BRIEF
Copy each line exactly. Drop every picture.

(Stored entries)
◇ ◇ ◇ ◇ ◇
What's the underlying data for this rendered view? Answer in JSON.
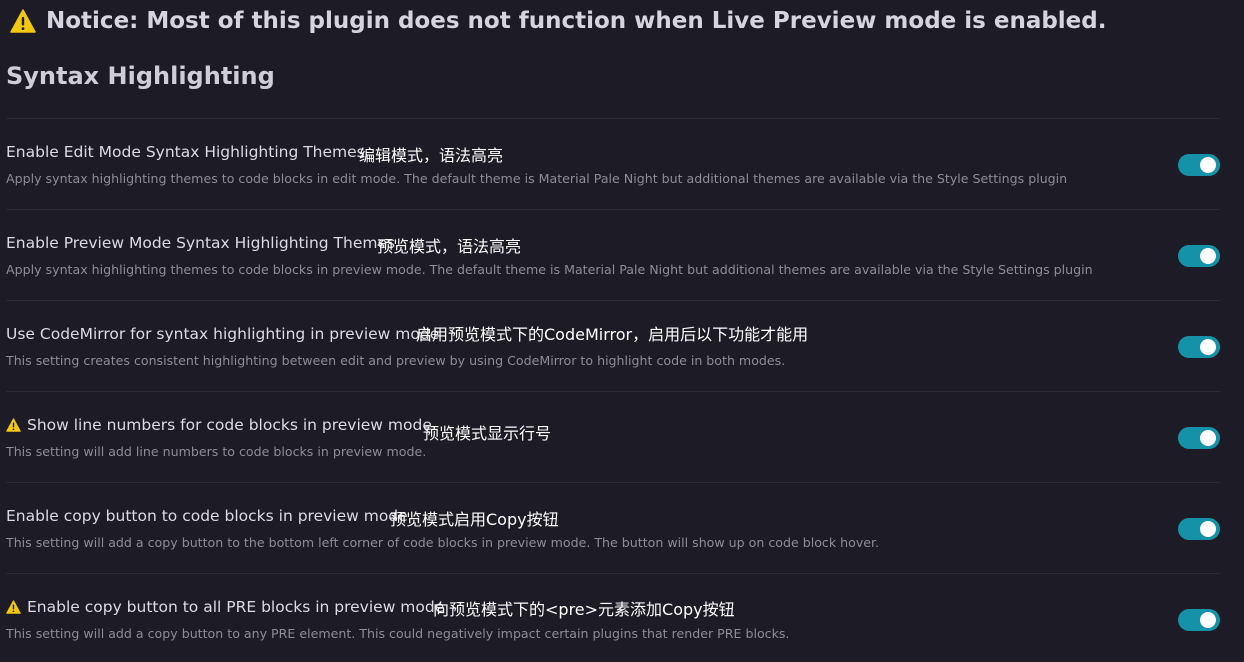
{
  "notice": {
    "icon": "warning-icon",
    "text": "Notice: Most of this plugin does not function when Live Preview mode is enabled."
  },
  "section": {
    "title": "Syntax Highlighting"
  },
  "colors": {
    "background": "#1d1b25",
    "toggle_on": "#1592a8",
    "warning": "#f2c811"
  },
  "settings": [
    {
      "name": "Enable Edit Mode Syntax Highlighting Themes",
      "description": "Apply syntax highlighting themes to code blocks in edit mode. The default theme is Material Pale Night but additional themes are available via the Style Settings plugin",
      "annotation": "编辑模式，语法高亮",
      "warning": false,
      "enabled": true
    },
    {
      "name": "Enable Preview Mode Syntax Highlighting Themes",
      "description": "Apply syntax highlighting themes to code blocks in preview mode. The default theme is Material Pale Night but additional themes are available via the Style Settings plugin",
      "annotation": "预览模式，语法高亮",
      "warning": false,
      "enabled": true
    },
    {
      "name": "Use CodeMirror for syntax highlighting in preview mode",
      "description": "This setting creates consistent highlighting between edit and preview by using CodeMirror to highlight code in both modes.",
      "annotation": "启用预览模式下的CodeMirror，启用后以下功能才能用",
      "warning": false,
      "enabled": true
    },
    {
      "name": "Show line numbers for code blocks in preview mode",
      "description": "This setting will add line numbers to code blocks in preview mode.",
      "annotation": "预览模式显示行号",
      "warning": true,
      "enabled": true
    },
    {
      "name": "Enable copy button to code blocks in preview mode",
      "description": "This setting will add a copy button to the bottom left corner of code blocks in preview mode. The button will show up on code block hover.",
      "annotation": "预览模式启用Copy按钮",
      "warning": false,
      "enabled": true
    },
    {
      "name": "Enable copy button to all PRE blocks in preview mode",
      "description": "This setting will add a copy button to any PRE element. This could negatively impact certain plugins that render PRE blocks.",
      "annotation": "向预览模式下的<pre>元素添加Copy按钮",
      "warning": true,
      "enabled": true
    }
  ]
}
◇ ◇ ◇ ◇ ◇
COMPLETE OUTPUT
What's the underlying data for this rendered view? Answer in JSON.
{
  "notice": {
    "icon": "warning-icon",
    "text": "Notice: Most of this plugin does not function when Live Preview mode is enabled."
  },
  "section": {
    "title": "Syntax Highlighting"
  },
  "colors": {
    "background": "#1d1b25",
    "toggle_on": "#1592a8",
    "warning": "#f2c811"
  },
  "settings": [
    {
      "name": "Enable Edit Mode Syntax Highlighting Themes",
      "description": "Apply syntax highlighting themes to code blocks in edit mode. The default theme is Material Pale Night but additional themes are available via the Style Settings plugin",
      "annotation": "编辑模式，语法高亮",
      "warning": false,
      "enabled": true
    },
    {
      "name": "Enable Preview Mode Syntax Highlighting Themes",
      "description": "Apply syntax highlighting themes to code blocks in preview mode. The default theme is Material Pale Night but additional themes are available via the Style Settings plugin",
      "annotation": "预览模式，语法高亮",
      "warning": false,
      "enabled": true
    },
    {
      "name": "Use CodeMirror for syntax highlighting in preview mode",
      "description": "This setting creates consistent highlighting between edit and preview by using CodeMirror to highlight code in both modes.",
      "annotation": "启用预览模式下的CodeMirror，启用后以下功能才能用",
      "warning": false,
      "enabled": true
    },
    {
      "name": "Show line numbers for code blocks in preview mode",
      "description": "This setting will add line numbers to code blocks in preview mode.",
      "annotation": "预览模式显示行号",
      "warning": true,
      "enabled": true
    },
    {
      "name": "Enable copy button to code blocks in preview mode",
      "description": "This setting will add a copy button to the bottom left corner of code blocks in preview mode. The button will show up on code block hover.",
      "annotation": "预览模式启用Copy按钮",
      "warning": false,
      "enabled": true
    },
    {
      "name": "Enable copy button to all PRE blocks in preview mode",
      "description": "This setting will add a copy button to any PRE element. This could negatively impact certain plugins that render PRE blocks.",
      "annotation": "向预览模式下的<pre>元素添加Copy按钮",
      "warning": true,
      "enabled": true
    }
  ]
}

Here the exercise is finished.